GIVEN PROBLEM: Quote the records in full and leave their pictures out.
____
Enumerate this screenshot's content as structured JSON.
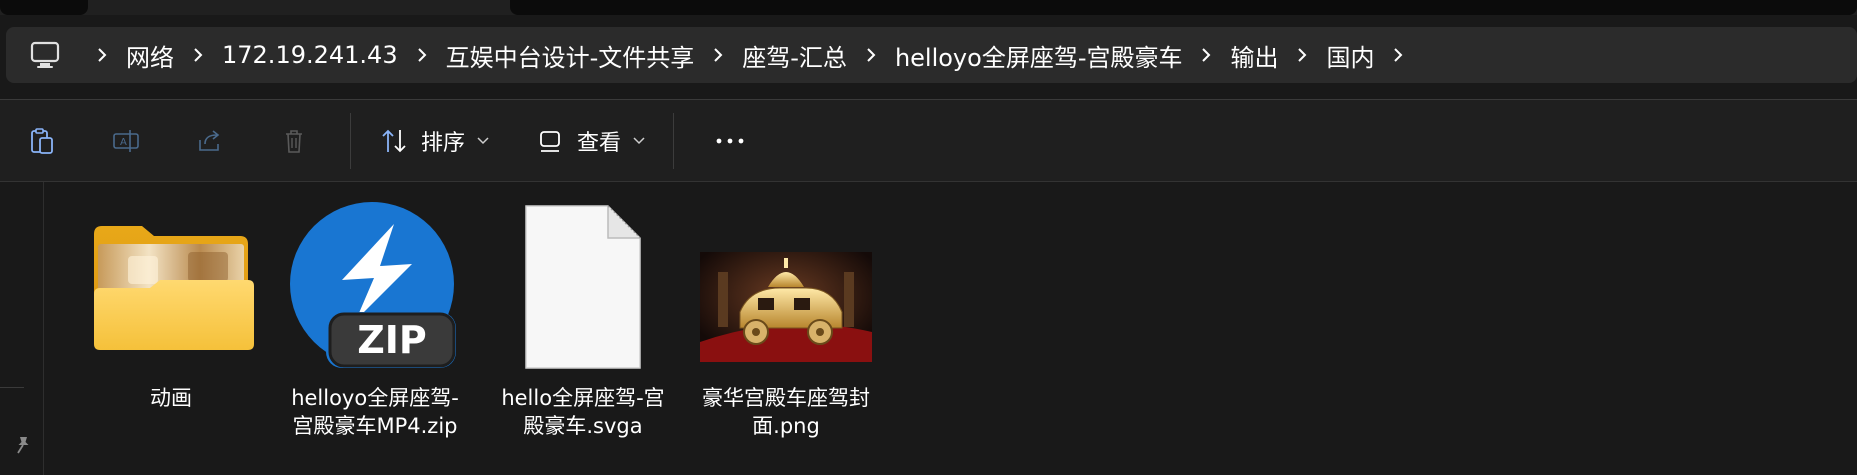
{
  "breadcrumb": {
    "root_icon": "this-pc-icon",
    "items": [
      "网络",
      "172.19.241.43",
      "互娱中台设计-文件共享",
      "座驾-汇总",
      "helloyo全屏座驾-宫殿豪车",
      "输出",
      "国内"
    ]
  },
  "toolbar": {
    "icons": [
      "paste-icon",
      "rename-icon",
      "share-icon",
      "delete-icon"
    ],
    "sort_label": "排序",
    "view_label": "查看",
    "more_icon": "more-dots-icon"
  },
  "files": [
    {
      "name_line1": "动画",
      "name_line2": "",
      "type_icon": "folder-icon"
    },
    {
      "name_line1": "helloyo全屏座驾-",
      "name_line2": "宫殿豪车MP4.zip",
      "type_icon": "zip-archive-icon",
      "badge": "ZIP"
    },
    {
      "name_line1": "hello全屏座驾-宫",
      "name_line2": "殿豪车.svga",
      "type_icon": "blank-file-icon"
    },
    {
      "name_line1": "豪华宫殿车座驾封",
      "name_line2": "面.png",
      "type_icon": "image-thumbnail"
    }
  ],
  "colors": {
    "background": "#191919",
    "toolbar": "#1f1f1f",
    "address_bar": "#2b2b2b",
    "zip_blue": "#1976d2",
    "folder_yellow": "#f7c948"
  }
}
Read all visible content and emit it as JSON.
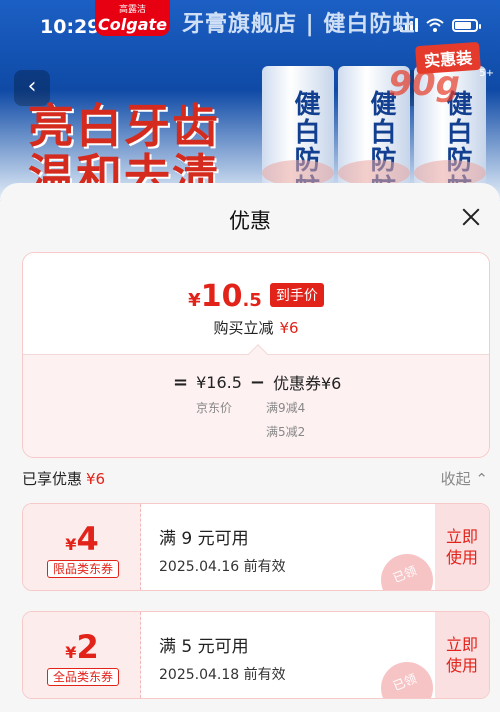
{
  "status_bar": {
    "time": "10:29"
  },
  "background": {
    "brand_cn": "高露洁",
    "brand_en": "Colgate",
    "store_title": "牙膏旗舰店 | 健白防蛀",
    "promo_tag": "实惠装",
    "promo_weight": "90g",
    "promo_count": "5+",
    "slogan_line1": "亮白牙齿",
    "slogan_line2": "温和去渍",
    "tube_label": "健白防蛀"
  },
  "sheet": {
    "title": "优惠",
    "summary": {
      "currency": "¥",
      "price_int": "10",
      "price_dec": ".5",
      "price_tag": "到手价",
      "discount_label": "购买立减",
      "discount_amount": "¥6",
      "equals": "=",
      "jd_price": "¥16.5",
      "minus": "−",
      "coupon_label": "优惠券¥6",
      "jd_price_label": "京东价",
      "coupon_detail_1": "满9减4",
      "coupon_detail_2": "满5减2"
    },
    "enjoyed": {
      "label": "已享优惠",
      "amount": "¥6",
      "collapse": "收起",
      "collapse_icon": "chevron-up-icon"
    },
    "coupons": [
      {
        "currency": "¥",
        "value": "4",
        "type": "限品类东券",
        "condition": "满 9 元可用",
        "validity": "2025.04.16 前有效",
        "action": "立即使用",
        "stamp": "已领"
      },
      {
        "currency": "¥",
        "value": "2",
        "type": "全品类东券",
        "condition": "满 5 元可用",
        "validity": "2025.04.18 前有效",
        "action": "立即使用",
        "stamp": "已领"
      }
    ]
  },
  "colors": {
    "accent_red": "#e2231a",
    "sheet_bg": "#f6f6f6"
  }
}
____
FULL ANSWER:
Enumerate this screenshot's content as structured JSON.
{
  "breadcrumb": {
    "root_icon": "this-pc-icon",
    "items": [
      "网络",
      "172.19.241.43",
      "互娱中台设计-文件共享",
      "座驾-汇总",
      "helloyo全屏座驾-宫殿豪车",
      "输出",
      "国内"
    ]
  },
  "toolbar": {
    "icons": [
      "paste-icon",
      "rename-icon",
      "share-icon",
      "delete-icon"
    ],
    "sort_label": "排序",
    "view_label": "查看",
    "more_icon": "more-dots-icon"
  },
  "files": [
    {
      "name_line1": "动画",
      "name_line2": "",
      "type_icon": "folder-icon"
    },
    {
      "name_line1": "helloyo全屏座驾-",
      "name_line2": "宫殿豪车MP4.zip",
      "type_icon": "zip-archive-icon",
      "badge": "ZIP"
    },
    {
      "name_line1": "hello全屏座驾-宫",
      "name_line2": "殿豪车.svga",
      "type_icon": "blank-file-icon"
    },
    {
      "name_line1": "豪华宫殿车座驾封",
      "name_line2": "面.png",
      "type_icon": "image-thumbnail"
    }
  ],
  "colors": {
    "background": "#191919",
    "toolbar": "#1f1f1f",
    "address_bar": "#2b2b2b",
    "zip_blue": "#1976d2",
    "folder_yellow": "#f7c948"
  }
}
Read all visible content and emit it as JSON.
{
  "status_bar": {
    "time": "10:29"
  },
  "background": {
    "brand_cn": "高露洁",
    "brand_en": "Colgate",
    "store_title": "牙膏旗舰店 | 健白防蛀",
    "promo_tag": "实惠装",
    "promo_weight": "90g",
    "promo_count": "5+",
    "slogan_line1": "亮白牙齿",
    "slogan_line2": "温和去渍",
    "tube_label": "健白防蛀"
  },
  "sheet": {
    "title": "优惠",
    "summary": {
      "currency": "¥",
      "price_int": "10",
      "price_dec": ".5",
      "price_tag": "到手价",
      "discount_label": "购买立减",
      "discount_amount": "¥6",
      "equals": "=",
      "jd_price": "¥16.5",
      "minus": "−",
      "coupon_label": "优惠券¥6",
      "jd_price_label": "京东价",
      "coupon_detail_1": "满9减4",
      "coupon_detail_2": "满5减2"
    },
    "enjoyed": {
      "label": "已享优惠",
      "amount": "¥6",
      "collapse": "收起",
      "collapse_icon": "chevron-up-icon"
    },
    "coupons": [
      {
        "currency": "¥",
        "value": "4",
        "type": "限品类东券",
        "condition": "满 9 元可用",
        "validity": "2025.04.16 前有效",
        "action": "立即使用",
        "stamp": "已领"
      },
      {
        "currency": "¥",
        "value": "2",
        "type": "全品类东券",
        "condition": "满 5 元可用",
        "validity": "2025.04.18 前有效",
        "action": "立即使用",
        "stamp": "已领"
      }
    ]
  },
  "colors": {
    "accent_red": "#e2231a",
    "sheet_bg": "#f6f6f6"
  }
}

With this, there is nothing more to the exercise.